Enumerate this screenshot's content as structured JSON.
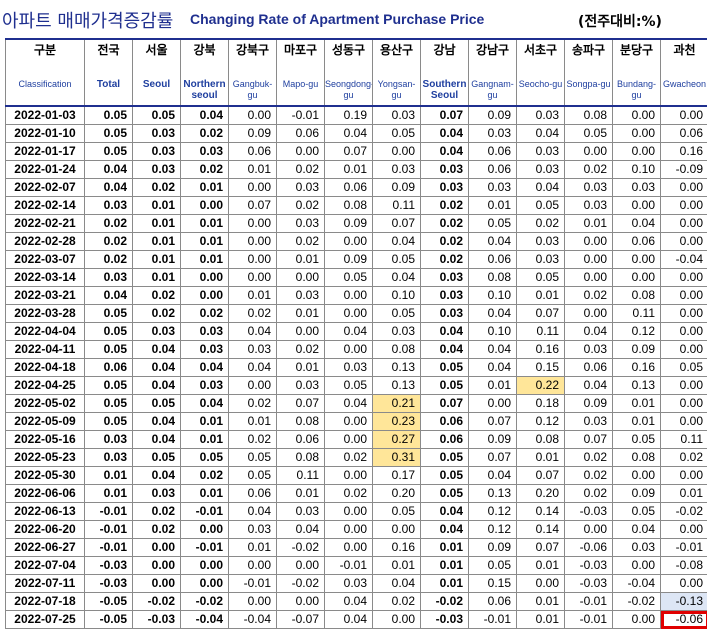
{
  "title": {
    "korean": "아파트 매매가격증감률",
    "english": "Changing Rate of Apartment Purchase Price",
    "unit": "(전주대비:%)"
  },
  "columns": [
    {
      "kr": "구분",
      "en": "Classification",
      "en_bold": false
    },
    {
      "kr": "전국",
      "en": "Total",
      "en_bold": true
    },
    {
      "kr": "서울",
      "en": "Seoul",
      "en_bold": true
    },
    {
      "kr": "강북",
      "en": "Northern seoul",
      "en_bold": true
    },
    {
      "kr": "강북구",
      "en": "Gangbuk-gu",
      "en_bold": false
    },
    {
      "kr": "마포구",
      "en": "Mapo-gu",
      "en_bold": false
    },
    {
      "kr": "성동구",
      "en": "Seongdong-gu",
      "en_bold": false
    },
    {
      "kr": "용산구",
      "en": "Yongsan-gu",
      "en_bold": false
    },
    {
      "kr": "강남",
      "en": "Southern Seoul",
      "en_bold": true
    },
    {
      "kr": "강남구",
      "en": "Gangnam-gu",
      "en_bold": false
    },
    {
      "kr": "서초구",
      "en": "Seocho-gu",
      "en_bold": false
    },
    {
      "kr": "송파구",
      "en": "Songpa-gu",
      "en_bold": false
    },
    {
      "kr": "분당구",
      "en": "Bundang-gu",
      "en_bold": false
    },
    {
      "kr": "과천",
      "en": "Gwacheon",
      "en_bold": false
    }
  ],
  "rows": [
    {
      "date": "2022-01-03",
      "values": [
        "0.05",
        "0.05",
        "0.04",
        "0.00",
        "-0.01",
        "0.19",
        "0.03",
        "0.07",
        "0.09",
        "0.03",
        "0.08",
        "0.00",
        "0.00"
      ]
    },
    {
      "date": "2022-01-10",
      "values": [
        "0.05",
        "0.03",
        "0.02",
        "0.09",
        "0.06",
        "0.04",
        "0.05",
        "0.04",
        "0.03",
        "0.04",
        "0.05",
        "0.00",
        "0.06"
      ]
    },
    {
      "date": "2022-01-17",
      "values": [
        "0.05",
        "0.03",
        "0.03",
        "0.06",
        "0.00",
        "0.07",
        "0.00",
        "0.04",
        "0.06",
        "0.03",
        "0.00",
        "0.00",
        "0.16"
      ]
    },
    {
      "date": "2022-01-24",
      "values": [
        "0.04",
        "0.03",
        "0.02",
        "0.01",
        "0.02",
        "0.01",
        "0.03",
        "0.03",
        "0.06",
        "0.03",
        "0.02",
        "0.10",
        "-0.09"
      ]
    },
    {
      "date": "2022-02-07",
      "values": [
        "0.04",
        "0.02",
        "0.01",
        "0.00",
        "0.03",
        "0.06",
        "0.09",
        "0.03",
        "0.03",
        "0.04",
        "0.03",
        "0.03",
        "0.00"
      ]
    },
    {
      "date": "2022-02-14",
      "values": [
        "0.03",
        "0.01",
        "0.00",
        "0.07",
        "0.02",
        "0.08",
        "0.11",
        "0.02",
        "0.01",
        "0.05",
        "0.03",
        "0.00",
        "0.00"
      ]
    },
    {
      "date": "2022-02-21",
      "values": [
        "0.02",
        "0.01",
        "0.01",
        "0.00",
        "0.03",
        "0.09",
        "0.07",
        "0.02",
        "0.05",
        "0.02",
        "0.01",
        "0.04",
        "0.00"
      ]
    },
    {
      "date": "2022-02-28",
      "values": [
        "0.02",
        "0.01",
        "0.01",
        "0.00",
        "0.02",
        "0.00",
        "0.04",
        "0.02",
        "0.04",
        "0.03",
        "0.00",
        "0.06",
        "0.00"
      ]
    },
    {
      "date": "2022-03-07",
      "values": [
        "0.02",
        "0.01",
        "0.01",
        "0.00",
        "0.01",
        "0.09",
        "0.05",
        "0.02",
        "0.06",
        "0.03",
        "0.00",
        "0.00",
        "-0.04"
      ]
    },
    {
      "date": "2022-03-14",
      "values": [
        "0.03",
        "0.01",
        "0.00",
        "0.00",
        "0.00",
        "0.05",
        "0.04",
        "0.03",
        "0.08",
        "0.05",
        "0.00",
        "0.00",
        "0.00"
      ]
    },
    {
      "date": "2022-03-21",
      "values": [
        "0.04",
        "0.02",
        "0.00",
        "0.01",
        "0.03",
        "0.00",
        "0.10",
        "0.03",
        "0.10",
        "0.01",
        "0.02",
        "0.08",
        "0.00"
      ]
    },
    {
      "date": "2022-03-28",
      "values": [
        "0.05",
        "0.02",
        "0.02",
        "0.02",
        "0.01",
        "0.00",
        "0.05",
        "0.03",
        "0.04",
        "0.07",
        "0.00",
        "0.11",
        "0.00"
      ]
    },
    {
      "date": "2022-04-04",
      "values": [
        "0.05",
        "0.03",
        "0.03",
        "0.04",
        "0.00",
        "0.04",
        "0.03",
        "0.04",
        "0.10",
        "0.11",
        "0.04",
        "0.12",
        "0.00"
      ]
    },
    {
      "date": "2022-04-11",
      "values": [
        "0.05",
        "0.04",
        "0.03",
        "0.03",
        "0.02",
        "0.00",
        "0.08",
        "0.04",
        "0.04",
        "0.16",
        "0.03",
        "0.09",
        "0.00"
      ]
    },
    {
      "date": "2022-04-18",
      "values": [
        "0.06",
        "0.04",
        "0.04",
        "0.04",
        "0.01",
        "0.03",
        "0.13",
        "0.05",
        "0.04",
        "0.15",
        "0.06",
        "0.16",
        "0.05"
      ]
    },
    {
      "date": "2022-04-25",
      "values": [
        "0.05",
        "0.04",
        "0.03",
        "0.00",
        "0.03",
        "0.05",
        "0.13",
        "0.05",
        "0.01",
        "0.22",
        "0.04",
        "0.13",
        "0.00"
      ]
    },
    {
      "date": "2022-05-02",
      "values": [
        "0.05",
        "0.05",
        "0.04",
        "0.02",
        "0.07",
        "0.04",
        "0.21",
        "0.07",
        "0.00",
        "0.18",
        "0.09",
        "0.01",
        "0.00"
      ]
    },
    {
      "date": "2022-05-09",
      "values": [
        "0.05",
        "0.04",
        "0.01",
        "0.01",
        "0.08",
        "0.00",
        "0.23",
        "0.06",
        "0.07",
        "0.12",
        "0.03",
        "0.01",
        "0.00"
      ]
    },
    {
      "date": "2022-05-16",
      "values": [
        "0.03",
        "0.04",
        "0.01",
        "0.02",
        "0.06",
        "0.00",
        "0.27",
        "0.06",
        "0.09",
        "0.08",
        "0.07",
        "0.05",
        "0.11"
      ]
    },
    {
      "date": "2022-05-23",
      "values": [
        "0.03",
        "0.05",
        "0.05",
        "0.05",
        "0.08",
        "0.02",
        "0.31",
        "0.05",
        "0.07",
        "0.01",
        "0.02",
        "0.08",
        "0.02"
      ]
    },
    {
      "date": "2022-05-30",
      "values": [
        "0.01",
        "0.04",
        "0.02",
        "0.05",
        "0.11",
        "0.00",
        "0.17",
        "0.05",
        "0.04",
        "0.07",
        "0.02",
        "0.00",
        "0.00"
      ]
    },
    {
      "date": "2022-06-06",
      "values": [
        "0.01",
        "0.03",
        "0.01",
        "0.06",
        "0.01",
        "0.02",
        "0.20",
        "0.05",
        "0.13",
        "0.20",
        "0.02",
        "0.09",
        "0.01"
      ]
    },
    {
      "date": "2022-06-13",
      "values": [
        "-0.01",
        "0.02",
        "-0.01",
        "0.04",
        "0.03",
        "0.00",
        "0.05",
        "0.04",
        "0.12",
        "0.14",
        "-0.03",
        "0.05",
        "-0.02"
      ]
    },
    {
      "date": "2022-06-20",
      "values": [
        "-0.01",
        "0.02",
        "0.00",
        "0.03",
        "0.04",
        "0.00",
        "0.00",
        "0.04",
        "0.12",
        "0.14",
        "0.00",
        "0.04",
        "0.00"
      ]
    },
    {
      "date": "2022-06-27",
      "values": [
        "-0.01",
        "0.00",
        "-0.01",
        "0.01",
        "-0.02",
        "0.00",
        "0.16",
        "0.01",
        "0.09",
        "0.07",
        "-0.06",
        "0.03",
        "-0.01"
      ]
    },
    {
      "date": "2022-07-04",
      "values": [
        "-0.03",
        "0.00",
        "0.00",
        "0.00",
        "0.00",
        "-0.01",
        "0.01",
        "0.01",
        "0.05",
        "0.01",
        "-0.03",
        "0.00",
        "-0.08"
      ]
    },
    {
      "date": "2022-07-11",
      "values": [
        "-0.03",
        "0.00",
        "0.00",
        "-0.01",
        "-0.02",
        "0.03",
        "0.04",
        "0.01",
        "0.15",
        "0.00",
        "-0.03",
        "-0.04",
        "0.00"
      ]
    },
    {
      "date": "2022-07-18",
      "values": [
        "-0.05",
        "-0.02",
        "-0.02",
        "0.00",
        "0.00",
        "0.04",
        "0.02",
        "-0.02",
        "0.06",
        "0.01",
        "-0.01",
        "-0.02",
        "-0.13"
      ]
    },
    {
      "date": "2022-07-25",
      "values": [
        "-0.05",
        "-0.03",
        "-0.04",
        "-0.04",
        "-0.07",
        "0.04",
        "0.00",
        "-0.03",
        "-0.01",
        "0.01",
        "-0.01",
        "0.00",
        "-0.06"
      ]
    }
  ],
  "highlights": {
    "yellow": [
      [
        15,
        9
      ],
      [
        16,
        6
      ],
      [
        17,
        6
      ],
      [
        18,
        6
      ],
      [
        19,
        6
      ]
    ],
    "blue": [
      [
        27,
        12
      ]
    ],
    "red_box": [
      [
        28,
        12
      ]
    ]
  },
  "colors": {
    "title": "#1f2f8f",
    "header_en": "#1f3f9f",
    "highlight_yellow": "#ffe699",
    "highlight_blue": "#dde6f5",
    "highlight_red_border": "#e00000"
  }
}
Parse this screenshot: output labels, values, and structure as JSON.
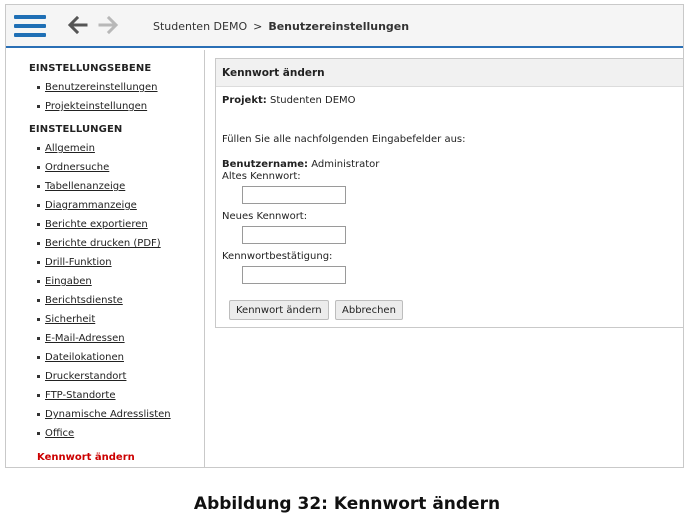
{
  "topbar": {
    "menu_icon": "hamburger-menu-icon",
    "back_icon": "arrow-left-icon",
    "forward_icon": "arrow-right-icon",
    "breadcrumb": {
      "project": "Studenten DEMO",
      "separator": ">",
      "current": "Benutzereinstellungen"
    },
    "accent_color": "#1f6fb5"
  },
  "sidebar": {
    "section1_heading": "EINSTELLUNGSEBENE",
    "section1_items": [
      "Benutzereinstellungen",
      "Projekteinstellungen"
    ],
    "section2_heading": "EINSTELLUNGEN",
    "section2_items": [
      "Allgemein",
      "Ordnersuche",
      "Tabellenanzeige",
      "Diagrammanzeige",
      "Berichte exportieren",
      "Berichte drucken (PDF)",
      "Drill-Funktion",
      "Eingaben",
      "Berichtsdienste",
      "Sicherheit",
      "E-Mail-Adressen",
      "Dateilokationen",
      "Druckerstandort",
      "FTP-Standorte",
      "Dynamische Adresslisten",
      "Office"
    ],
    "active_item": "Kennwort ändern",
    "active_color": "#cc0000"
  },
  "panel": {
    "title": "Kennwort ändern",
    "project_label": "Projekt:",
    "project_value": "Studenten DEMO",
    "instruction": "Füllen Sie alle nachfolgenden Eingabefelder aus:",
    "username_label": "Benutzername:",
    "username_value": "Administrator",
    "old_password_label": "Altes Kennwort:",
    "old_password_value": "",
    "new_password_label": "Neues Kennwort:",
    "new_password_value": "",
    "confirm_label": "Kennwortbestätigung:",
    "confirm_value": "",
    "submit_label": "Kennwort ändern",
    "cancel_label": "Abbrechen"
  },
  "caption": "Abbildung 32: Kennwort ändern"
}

•••••

→ **What to produce**
Copy each line of the records containing the string "arrow".

→ **Task output**
    "back_icon": "arrow-left-icon",
    "forward_icon": "arrow-right-icon",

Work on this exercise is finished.